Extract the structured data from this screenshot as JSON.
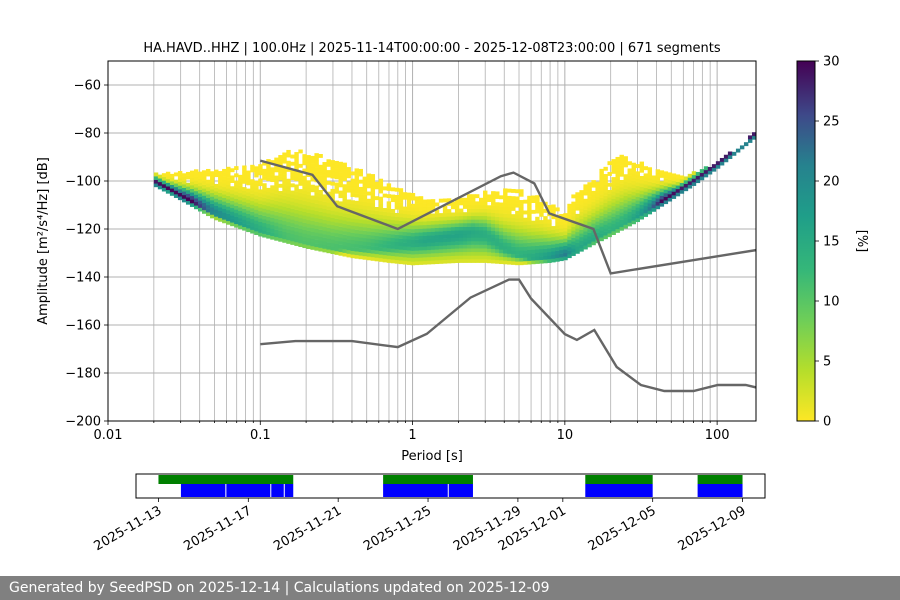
{
  "chart_data": [
    {
      "type": "heatmap",
      "title": "HA.HAVD..HHZ | 100.0Hz | 2025-11-14T00:00:00 - 2025-12-08T23:00:00 | 671 segments",
      "xlabel": "Period [s]",
      "ylabel": "Amplitude [m²/s⁴/Hz] [dB]",
      "xscale": "log",
      "xlim": [
        0.01,
        180
      ],
      "ylim": [
        -200,
        -50
      ],
      "xticks": [
        {
          "value": 0.01,
          "label": "0.01"
        },
        {
          "value": 0.1,
          "label": "0.1"
        },
        {
          "value": 1,
          "label": "1"
        },
        {
          "value": 10,
          "label": "10"
        },
        {
          "value": 100,
          "label": "100"
        }
      ],
      "yticks": [
        -200,
        -180,
        -160,
        -140,
        -120,
        -100,
        -80,
        -60
      ],
      "grid": true,
      "colorbar": {
        "label": "[%]",
        "min": 0,
        "max": 30,
        "ticks": [
          0,
          5,
          10,
          15,
          20,
          25,
          30
        ],
        "colormap": "viridis_r"
      },
      "noise_models": [
        {
          "name": "NHNM",
          "color": "#666666",
          "points": [
            [
              0.1,
              -91.5
            ],
            [
              0.22,
              -97.4
            ],
            [
              0.32,
              -110.5
            ],
            [
              0.8,
              -120
            ],
            [
              3.8,
              -98
            ],
            [
              4.6,
              -96.5
            ],
            [
              6.3,
              -101
            ],
            [
              7.9,
              -113.5
            ],
            [
              15.4,
              -120
            ],
            [
              20,
              -138.5
            ],
            [
              180,
              -128.8
            ]
          ]
        },
        {
          "name": "NLNM",
          "color": "#666666",
          "points": [
            [
              0.1,
              -168
            ],
            [
              0.17,
              -166.7
            ],
            [
              0.4,
              -166.7
            ],
            [
              0.8,
              -169.2
            ],
            [
              1.24,
              -163.7
            ],
            [
              2.4,
              -148.6
            ],
            [
              4.3,
              -141.1
            ],
            [
              5.0,
              -141.1
            ],
            [
              6.0,
              -149
            ],
            [
              10,
              -163.8
            ],
            [
              12,
              -166.2
            ],
            [
              15.6,
              -162.1
            ],
            [
              21.9,
              -177.5
            ],
            [
              31.6,
              -185
            ],
            [
              45,
              -187.5
            ],
            [
              70,
              -187.5
            ],
            [
              101,
              -185
            ],
            [
              154,
              -185
            ],
            [
              180,
              -186
            ]
          ]
        }
      ],
      "psd_density": {
        "x_start": 0.02,
        "x_end": 180,
        "mode": [
          [
            0.02,
            -101
          ],
          [
            0.025,
            -104
          ],
          [
            0.03,
            -107
          ],
          [
            0.04,
            -111
          ],
          [
            0.05,
            -114
          ],
          [
            0.07,
            -118
          ],
          [
            0.1,
            -122
          ],
          [
            0.15,
            -125
          ],
          [
            0.2,
            -127
          ],
          [
            0.3,
            -129
          ],
          [
            0.5,
            -129
          ],
          [
            0.7,
            -128
          ],
          [
            1,
            -126.5
          ],
          [
            1.5,
            -124.5
          ],
          [
            2,
            -123
          ],
          [
            2.5,
            -122
          ],
          [
            3,
            -123
          ],
          [
            3.5,
            -126
          ],
          [
            4,
            -129
          ],
          [
            5,
            -132
          ],
          [
            6,
            -133
          ],
          [
            7,
            -133
          ],
          [
            8,
            -133
          ],
          [
            10,
            -132
          ],
          [
            12,
            -130
          ],
          [
            15,
            -126
          ],
          [
            20,
            -122
          ],
          [
            30,
            -116
          ],
          [
            50,
            -107
          ],
          [
            70,
            -101
          ],
          [
            100,
            -94
          ],
          [
            150,
            -85
          ],
          [
            180,
            -81
          ]
        ],
        "upper": [
          [
            0.02,
            -98
          ],
          [
            0.05,
            -96
          ],
          [
            0.1,
            -94
          ],
          [
            0.15,
            -88
          ],
          [
            0.2,
            -88
          ],
          [
            0.3,
            -92
          ],
          [
            0.5,
            -97
          ],
          [
            0.8,
            -104
          ],
          [
            1.2,
            -108
          ],
          [
            2,
            -108
          ],
          [
            3,
            -105
          ],
          [
            5,
            -104
          ],
          [
            7,
            -108
          ],
          [
            10,
            -114
          ],
          [
            12,
            -104
          ],
          [
            15,
            -100
          ],
          [
            20,
            -92
          ],
          [
            25,
            -90
          ],
          [
            30,
            -92
          ],
          [
            40,
            -96
          ],
          [
            60,
            -99
          ],
          [
            100,
            -93
          ],
          [
            150,
            -85
          ],
          [
            180,
            -80
          ]
        ],
        "lower": [
          [
            0.02,
            -102
          ],
          [
            0.03,
            -108
          ],
          [
            0.05,
            -116
          ],
          [
            0.1,
            -123
          ],
          [
            0.2,
            -128
          ],
          [
            0.4,
            -132
          ],
          [
            0.7,
            -134
          ],
          [
            1,
            -135
          ],
          [
            2,
            -134
          ],
          [
            3,
            -134
          ],
          [
            5,
            -135
          ],
          [
            8,
            -134
          ],
          [
            10,
            -133
          ],
          [
            15,
            -127
          ],
          [
            20,
            -123
          ],
          [
            30,
            -117
          ],
          [
            50,
            -108
          ],
          [
            70,
            -102
          ],
          [
            100,
            -95
          ],
          [
            150,
            -86
          ],
          [
            180,
            -82
          ]
        ]
      }
    },
    {
      "type": "timeline",
      "xlim": [
        "2025-11-12",
        "2025-12-10"
      ],
      "xticks": [
        "2025-11-13",
        "2025-11-17",
        "2025-11-21",
        "2025-11-25",
        "2025-11-29",
        "2025-12-01",
        "2025-12-05",
        "2025-12-09"
      ],
      "available_data": {
        "color": "#008000",
        "ranges": [
          [
            "2025-11-13",
            "2025-11-19"
          ],
          [
            "2025-11-23",
            "2025-11-27"
          ],
          [
            "2025-12-02",
            "2025-12-05"
          ],
          [
            "2025-12-07",
            "2025-12-09"
          ]
        ]
      },
      "processed_psds": {
        "color": "#0000ff",
        "ranges": [
          [
            "2025-11-14",
            "2025-11-19"
          ],
          [
            "2025-11-23",
            "2025-11-27"
          ],
          [
            "2025-12-02",
            "2025-12-05"
          ],
          [
            "2025-12-07",
            "2025-12-09"
          ]
        ]
      },
      "gaps": [
        "2025-11-16",
        "2025-11-18",
        "2025-11-18.6",
        "2025-11-25.9"
      ]
    }
  ],
  "footer": {
    "text": "Generated by SeedPSD on 2025-12-14 | Calculations updated on 2025-12-09"
  }
}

» **Short exercise**:
Output the entries above exactly. Drop the pictures.

» **Task result**:
Extract the structured data from this screenshot as JSON.
{
  "chart_data": [
    {
      "type": "heatmap",
      "title": "HA.HAVD..HHZ | 100.0Hz | 2025-11-14T00:00:00 - 2025-12-08T23:00:00 | 671 segments",
      "xlabel": "Period [s]",
      "ylabel": "Amplitude [m²/s⁴/Hz] [dB]",
      "xscale": "log",
      "xlim": [
        0.01,
        180
      ],
      "ylim": [
        -200,
        -50
      ],
      "xticks": [
        {
          "value": 0.01,
          "label": "0.01"
        },
        {
          "value": 0.1,
          "label": "0.1"
        },
        {
          "value": 1,
          "label": "1"
        },
        {
          "value": 10,
          "label": "10"
        },
        {
          "value": 100,
          "label": "100"
        }
      ],
      "yticks": [
        -200,
        -180,
        -160,
        -140,
        -120,
        -100,
        -80,
        -60
      ],
      "grid": true,
      "colorbar": {
        "label": "[%]",
        "min": 0,
        "max": 30,
        "ticks": [
          0,
          5,
          10,
          15,
          20,
          25,
          30
        ],
        "colormap": "viridis_r"
      },
      "noise_models": [
        {
          "name": "NHNM",
          "color": "#666666",
          "points": [
            [
              0.1,
              -91.5
            ],
            [
              0.22,
              -97.4
            ],
            [
              0.32,
              -110.5
            ],
            [
              0.8,
              -120
            ],
            [
              3.8,
              -98
            ],
            [
              4.6,
              -96.5
            ],
            [
              6.3,
              -101
            ],
            [
              7.9,
              -113.5
            ],
            [
              15.4,
              -120
            ],
            [
              20,
              -138.5
            ],
            [
              180,
              -128.8
            ]
          ]
        },
        {
          "name": "NLNM",
          "color": "#666666",
          "points": [
            [
              0.1,
              -168
            ],
            [
              0.17,
              -166.7
            ],
            [
              0.4,
              -166.7
            ],
            [
              0.8,
              -169.2
            ],
            [
              1.24,
              -163.7
            ],
            [
              2.4,
              -148.6
            ],
            [
              4.3,
              -141.1
            ],
            [
              5.0,
              -141.1
            ],
            [
              6.0,
              -149
            ],
            [
              10,
              -163.8
            ],
            [
              12,
              -166.2
            ],
            [
              15.6,
              -162.1
            ],
            [
              21.9,
              -177.5
            ],
            [
              31.6,
              -185
            ],
            [
              45,
              -187.5
            ],
            [
              70,
              -187.5
            ],
            [
              101,
              -185
            ],
            [
              154,
              -185
            ],
            [
              180,
              -186
            ]
          ]
        }
      ],
      "psd_density": {
        "x_start": 0.02,
        "x_end": 180,
        "mode": [
          [
            0.02,
            -101
          ],
          [
            0.025,
            -104
          ],
          [
            0.03,
            -107
          ],
          [
            0.04,
            -111
          ],
          [
            0.05,
            -114
          ],
          [
            0.07,
            -118
          ],
          [
            0.1,
            -122
          ],
          [
            0.15,
            -125
          ],
          [
            0.2,
            -127
          ],
          [
            0.3,
            -129
          ],
          [
            0.5,
            -129
          ],
          [
            0.7,
            -128
          ],
          [
            1,
            -126.5
          ],
          [
            1.5,
            -124.5
          ],
          [
            2,
            -123
          ],
          [
            2.5,
            -122
          ],
          [
            3,
            -123
          ],
          [
            3.5,
            -126
          ],
          [
            4,
            -129
          ],
          [
            5,
            -132
          ],
          [
            6,
            -133
          ],
          [
            7,
            -133
          ],
          [
            8,
            -133
          ],
          [
            10,
            -132
          ],
          [
            12,
            -130
          ],
          [
            15,
            -126
          ],
          [
            20,
            -122
          ],
          [
            30,
            -116
          ],
          [
            50,
            -107
          ],
          [
            70,
            -101
          ],
          [
            100,
            -94
          ],
          [
            150,
            -85
          ],
          [
            180,
            -81
          ]
        ],
        "upper": [
          [
            0.02,
            -98
          ],
          [
            0.05,
            -96
          ],
          [
            0.1,
            -94
          ],
          [
            0.15,
            -88
          ],
          [
            0.2,
            -88
          ],
          [
            0.3,
            -92
          ],
          [
            0.5,
            -97
          ],
          [
            0.8,
            -104
          ],
          [
            1.2,
            -108
          ],
          [
            2,
            -108
          ],
          [
            3,
            -105
          ],
          [
            5,
            -104
          ],
          [
            7,
            -108
          ],
          [
            10,
            -114
          ],
          [
            12,
            -104
          ],
          [
            15,
            -100
          ],
          [
            20,
            -92
          ],
          [
            25,
            -90
          ],
          [
            30,
            -92
          ],
          [
            40,
            -96
          ],
          [
            60,
            -99
          ],
          [
            100,
            -93
          ],
          [
            150,
            -85
          ],
          [
            180,
            -80
          ]
        ],
        "lower": [
          [
            0.02,
            -102
          ],
          [
            0.03,
            -108
          ],
          [
            0.05,
            -116
          ],
          [
            0.1,
            -123
          ],
          [
            0.2,
            -128
          ],
          [
            0.4,
            -132
          ],
          [
            0.7,
            -134
          ],
          [
            1,
            -135
          ],
          [
            2,
            -134
          ],
          [
            3,
            -134
          ],
          [
            5,
            -135
          ],
          [
            8,
            -134
          ],
          [
            10,
            -133
          ],
          [
            15,
            -127
          ],
          [
            20,
            -123
          ],
          [
            30,
            -117
          ],
          [
            50,
            -108
          ],
          [
            70,
            -102
          ],
          [
            100,
            -95
          ],
          [
            150,
            -86
          ],
          [
            180,
            -82
          ]
        ]
      }
    },
    {
      "type": "timeline",
      "xlim": [
        "2025-11-12",
        "2025-12-10"
      ],
      "xticks": [
        "2025-11-13",
        "2025-11-17",
        "2025-11-21",
        "2025-11-25",
        "2025-11-29",
        "2025-12-01",
        "2025-12-05",
        "2025-12-09"
      ],
      "available_data": {
        "color": "#008000",
        "ranges": [
          [
            "2025-11-13",
            "2025-11-19"
          ],
          [
            "2025-11-23",
            "2025-11-27"
          ],
          [
            "2025-12-02",
            "2025-12-05"
          ],
          [
            "2025-12-07",
            "2025-12-09"
          ]
        ]
      },
      "processed_psds": {
        "color": "#0000ff",
        "ranges": [
          [
            "2025-11-14",
            "2025-11-19"
          ],
          [
            "2025-11-23",
            "2025-11-27"
          ],
          [
            "2025-12-02",
            "2025-12-05"
          ],
          [
            "2025-12-07",
            "2025-12-09"
          ]
        ]
      },
      "gaps": [
        "2025-11-16",
        "2025-11-18",
        "2025-11-18.6",
        "2025-11-25.9"
      ]
    }
  ],
  "footer": {
    "text": "Generated by SeedPSD on 2025-12-14 | Calculations updated on 2025-12-09"
  }
}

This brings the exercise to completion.